== EXERCISE TEXT ==
The two domestic banks leading the charge into aggregation both agree that issues surrounding privacy and security need to be addressed before they can start offering all of their on-line customers a complete picture of their financial affairs.
"We're going to be very careful with it," says Mr. Wolf.
Royal Bank plans to use technology developed by California-based CashEdge Inc., which will weave its aggregation technology into the bank's Web site. Royal owns a 10-per-cent stake in CashEdge, which was founded last year. BMO is using technology developed by 724 Solutions Inc. of Toronto.
Mr. Wolf says screen scraping is not the bank's No. 1 choice for amalgamating a customer's financial affairs. Rather, he says, Royal would prefer authorize it to directly collect information from their account at other firms, a method that would also require agreement among banks.
Talks are under way among the banks and other financial institutions on this front, but it is difficult for all the different players to reach an accord, Mr. Wolf says.
"This is a service that we think our customers want now, and so the question is do we want to wait until there's agreements everywhere," he says.
The service also has the potential to be a huge boon for the banks. That's because any information on a customer's assets and debts at other financial institutions is enormously useful to the banks in their efforts to sell different products.
Both Royal and BMO have vowed that their staff will not look at the information on the personal Web pages unless customers explicitly gives their consent for them to do so. To this end, Royal and BMO will try to get customers to share this information by convincing them of the merits of having the banks provide them with financial planning.
Cross-selling will work only if customers agree to share information on their personal Web page with the bank.
The pitch will go something like this: the more the banks know about their customers, the better they can provide "value-added" services.
Essentially, the goal for both Royal and BMO is to become a trusted advisor to customers and win a bigger share of the retail banking market.
"We feel it will obviously increase customer retention and customer loyalty, and that it will bring additional business to us," BMO's Mr. Piermarini says.

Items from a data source
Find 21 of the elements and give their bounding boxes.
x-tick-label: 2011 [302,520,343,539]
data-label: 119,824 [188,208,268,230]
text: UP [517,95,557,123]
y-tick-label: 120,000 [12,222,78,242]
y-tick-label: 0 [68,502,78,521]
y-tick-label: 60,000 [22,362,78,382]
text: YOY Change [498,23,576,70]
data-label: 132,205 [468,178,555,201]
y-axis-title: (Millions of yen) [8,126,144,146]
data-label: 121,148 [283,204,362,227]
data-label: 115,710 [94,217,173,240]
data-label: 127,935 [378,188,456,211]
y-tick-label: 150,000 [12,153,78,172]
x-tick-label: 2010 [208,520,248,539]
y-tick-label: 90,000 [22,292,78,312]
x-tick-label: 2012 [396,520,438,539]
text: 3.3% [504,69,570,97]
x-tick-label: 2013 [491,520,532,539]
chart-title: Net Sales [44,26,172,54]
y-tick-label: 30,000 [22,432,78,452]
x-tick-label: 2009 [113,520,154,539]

== PROBLEM REQUIREMENTS ==
Transcribe the passage on bank account aggregation between "The pitch will" and "retail banking market.", inclusive.

== COMPLETED EXERCISE ==
The pitch will go something like this: the more the banks know about their customers, the better they can provide "value-added" services.
Essentially, the goal for both Royal and BMO is to become a trusted advisor to customers and win a bigger share of the retail banking market.